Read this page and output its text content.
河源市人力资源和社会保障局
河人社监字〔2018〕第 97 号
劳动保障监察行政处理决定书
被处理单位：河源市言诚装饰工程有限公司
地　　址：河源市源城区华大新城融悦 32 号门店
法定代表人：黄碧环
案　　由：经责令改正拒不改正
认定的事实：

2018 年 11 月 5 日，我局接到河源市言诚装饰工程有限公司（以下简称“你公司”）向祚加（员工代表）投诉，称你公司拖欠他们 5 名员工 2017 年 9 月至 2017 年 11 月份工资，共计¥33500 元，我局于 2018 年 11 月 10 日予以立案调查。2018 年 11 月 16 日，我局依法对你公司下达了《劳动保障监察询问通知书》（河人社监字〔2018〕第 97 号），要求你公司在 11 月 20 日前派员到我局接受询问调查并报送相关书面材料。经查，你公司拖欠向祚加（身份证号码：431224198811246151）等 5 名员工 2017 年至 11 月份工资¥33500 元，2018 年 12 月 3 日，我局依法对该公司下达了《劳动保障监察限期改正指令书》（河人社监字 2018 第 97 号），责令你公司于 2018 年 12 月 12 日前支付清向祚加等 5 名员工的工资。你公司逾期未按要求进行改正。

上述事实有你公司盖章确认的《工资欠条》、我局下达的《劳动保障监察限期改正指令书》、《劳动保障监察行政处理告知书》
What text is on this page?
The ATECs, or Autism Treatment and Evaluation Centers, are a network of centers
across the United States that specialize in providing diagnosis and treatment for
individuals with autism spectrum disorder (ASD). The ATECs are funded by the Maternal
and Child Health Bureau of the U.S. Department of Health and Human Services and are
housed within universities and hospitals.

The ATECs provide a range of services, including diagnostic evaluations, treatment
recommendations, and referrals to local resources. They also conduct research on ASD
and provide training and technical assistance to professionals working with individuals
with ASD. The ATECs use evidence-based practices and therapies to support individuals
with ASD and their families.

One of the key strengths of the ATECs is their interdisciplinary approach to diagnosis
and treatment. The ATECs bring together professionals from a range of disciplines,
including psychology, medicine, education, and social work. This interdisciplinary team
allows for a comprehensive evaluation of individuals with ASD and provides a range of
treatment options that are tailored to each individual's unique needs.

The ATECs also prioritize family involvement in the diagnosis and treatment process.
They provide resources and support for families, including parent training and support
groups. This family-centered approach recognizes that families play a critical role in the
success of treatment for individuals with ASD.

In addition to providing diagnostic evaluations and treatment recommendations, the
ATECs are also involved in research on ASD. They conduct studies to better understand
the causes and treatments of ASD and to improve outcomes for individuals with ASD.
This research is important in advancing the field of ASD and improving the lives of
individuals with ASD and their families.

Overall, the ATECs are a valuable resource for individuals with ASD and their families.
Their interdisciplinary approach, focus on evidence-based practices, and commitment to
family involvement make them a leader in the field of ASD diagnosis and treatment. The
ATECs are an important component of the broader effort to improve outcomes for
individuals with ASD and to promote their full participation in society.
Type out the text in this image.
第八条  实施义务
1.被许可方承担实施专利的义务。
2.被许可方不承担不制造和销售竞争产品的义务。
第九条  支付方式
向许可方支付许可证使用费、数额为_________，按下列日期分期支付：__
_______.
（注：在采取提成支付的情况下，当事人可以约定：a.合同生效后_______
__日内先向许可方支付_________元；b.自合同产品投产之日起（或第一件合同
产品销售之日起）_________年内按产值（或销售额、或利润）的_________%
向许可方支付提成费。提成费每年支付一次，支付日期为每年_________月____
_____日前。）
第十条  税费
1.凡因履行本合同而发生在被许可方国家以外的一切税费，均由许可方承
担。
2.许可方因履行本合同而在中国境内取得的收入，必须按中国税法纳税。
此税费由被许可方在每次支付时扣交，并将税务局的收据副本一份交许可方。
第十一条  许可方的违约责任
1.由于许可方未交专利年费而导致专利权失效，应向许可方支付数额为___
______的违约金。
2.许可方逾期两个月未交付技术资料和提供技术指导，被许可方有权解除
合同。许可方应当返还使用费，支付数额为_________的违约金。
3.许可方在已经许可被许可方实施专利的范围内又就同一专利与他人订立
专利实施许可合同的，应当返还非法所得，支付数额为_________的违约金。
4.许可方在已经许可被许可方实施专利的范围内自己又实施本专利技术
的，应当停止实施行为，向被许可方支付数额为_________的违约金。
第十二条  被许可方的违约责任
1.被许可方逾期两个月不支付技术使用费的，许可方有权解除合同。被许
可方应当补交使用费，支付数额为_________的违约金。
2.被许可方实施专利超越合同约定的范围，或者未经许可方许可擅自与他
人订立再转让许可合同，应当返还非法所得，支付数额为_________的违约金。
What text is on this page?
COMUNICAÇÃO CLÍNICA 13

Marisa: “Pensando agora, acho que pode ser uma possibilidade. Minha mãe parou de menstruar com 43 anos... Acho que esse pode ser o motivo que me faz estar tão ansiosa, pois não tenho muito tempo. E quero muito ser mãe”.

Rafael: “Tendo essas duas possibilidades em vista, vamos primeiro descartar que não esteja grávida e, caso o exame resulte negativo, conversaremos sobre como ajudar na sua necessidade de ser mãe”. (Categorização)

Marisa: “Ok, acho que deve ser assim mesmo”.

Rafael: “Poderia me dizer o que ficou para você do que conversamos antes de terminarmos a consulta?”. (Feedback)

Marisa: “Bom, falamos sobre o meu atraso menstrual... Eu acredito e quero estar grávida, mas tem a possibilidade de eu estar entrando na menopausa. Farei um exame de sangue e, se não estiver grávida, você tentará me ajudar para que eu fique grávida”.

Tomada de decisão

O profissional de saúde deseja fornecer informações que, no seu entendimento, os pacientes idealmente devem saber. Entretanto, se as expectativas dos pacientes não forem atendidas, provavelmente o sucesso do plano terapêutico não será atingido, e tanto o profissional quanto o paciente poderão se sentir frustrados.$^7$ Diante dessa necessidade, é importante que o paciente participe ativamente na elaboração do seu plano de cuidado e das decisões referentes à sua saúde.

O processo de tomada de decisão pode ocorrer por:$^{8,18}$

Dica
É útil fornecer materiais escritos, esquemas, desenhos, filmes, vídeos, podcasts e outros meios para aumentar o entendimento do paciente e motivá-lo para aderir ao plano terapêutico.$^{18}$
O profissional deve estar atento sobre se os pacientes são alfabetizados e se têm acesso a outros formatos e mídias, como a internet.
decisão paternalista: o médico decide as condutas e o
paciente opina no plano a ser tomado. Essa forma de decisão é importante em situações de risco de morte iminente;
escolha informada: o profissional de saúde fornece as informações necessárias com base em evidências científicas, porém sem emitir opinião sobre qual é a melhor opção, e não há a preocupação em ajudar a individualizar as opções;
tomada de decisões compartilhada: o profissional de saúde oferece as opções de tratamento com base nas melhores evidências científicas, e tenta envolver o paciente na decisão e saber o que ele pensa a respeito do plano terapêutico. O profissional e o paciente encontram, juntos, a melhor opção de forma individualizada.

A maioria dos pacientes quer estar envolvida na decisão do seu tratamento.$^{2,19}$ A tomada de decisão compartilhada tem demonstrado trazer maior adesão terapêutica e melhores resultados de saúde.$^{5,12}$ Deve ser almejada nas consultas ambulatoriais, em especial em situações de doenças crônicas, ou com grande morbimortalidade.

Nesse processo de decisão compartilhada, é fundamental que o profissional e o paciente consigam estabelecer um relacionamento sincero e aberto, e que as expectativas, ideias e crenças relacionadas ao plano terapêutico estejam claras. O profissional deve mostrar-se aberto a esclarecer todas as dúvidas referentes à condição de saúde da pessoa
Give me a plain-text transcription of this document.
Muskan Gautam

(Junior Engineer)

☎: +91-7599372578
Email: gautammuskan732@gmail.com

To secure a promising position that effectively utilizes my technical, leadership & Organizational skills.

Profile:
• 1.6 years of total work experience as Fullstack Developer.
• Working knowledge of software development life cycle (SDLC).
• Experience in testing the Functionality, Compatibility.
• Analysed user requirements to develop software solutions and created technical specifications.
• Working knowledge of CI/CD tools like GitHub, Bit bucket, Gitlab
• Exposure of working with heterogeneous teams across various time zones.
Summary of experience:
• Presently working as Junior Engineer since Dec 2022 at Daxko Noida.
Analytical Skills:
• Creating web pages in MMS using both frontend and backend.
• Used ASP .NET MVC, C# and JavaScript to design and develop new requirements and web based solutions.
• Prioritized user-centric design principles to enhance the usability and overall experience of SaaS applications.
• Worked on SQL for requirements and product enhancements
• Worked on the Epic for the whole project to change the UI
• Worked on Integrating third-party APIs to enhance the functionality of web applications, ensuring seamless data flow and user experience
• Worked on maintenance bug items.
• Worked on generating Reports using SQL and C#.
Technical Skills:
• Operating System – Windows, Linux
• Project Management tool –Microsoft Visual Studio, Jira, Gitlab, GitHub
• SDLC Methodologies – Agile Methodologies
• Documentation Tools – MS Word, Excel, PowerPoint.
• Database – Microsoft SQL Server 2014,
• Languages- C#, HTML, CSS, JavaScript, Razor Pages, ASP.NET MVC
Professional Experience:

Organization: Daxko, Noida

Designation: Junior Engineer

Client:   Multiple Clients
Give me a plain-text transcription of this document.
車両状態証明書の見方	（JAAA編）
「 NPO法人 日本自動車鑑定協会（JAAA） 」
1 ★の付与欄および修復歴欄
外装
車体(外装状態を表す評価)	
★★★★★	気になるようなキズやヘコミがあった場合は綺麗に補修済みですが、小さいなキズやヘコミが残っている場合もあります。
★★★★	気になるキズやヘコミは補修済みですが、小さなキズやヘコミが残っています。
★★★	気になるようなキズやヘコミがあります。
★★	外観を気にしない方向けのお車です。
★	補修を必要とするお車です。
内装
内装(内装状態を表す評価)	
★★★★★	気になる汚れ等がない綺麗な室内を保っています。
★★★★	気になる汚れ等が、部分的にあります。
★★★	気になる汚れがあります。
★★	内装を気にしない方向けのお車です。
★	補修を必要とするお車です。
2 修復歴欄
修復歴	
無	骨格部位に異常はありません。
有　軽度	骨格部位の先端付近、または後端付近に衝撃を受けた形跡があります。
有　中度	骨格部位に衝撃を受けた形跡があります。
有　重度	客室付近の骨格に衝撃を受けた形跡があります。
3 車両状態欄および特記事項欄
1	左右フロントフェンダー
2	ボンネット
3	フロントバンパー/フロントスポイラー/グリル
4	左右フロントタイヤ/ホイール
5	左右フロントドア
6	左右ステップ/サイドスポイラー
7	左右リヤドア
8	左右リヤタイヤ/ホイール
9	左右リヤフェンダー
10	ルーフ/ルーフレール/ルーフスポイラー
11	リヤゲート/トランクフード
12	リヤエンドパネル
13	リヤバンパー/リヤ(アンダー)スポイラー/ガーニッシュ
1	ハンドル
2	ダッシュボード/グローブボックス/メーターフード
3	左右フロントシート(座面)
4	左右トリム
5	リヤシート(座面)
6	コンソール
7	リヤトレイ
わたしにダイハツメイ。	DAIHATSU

== == ==

Job =>
Pick every line with "应当返还非法所得" in it and copy it.

Exercise response =>
专利实施许可合同的，应当返还非法所得，支付数额为_________的违约金。
人订立再转让许可合同，应当返还非法所得，支付数额为_________的违约金。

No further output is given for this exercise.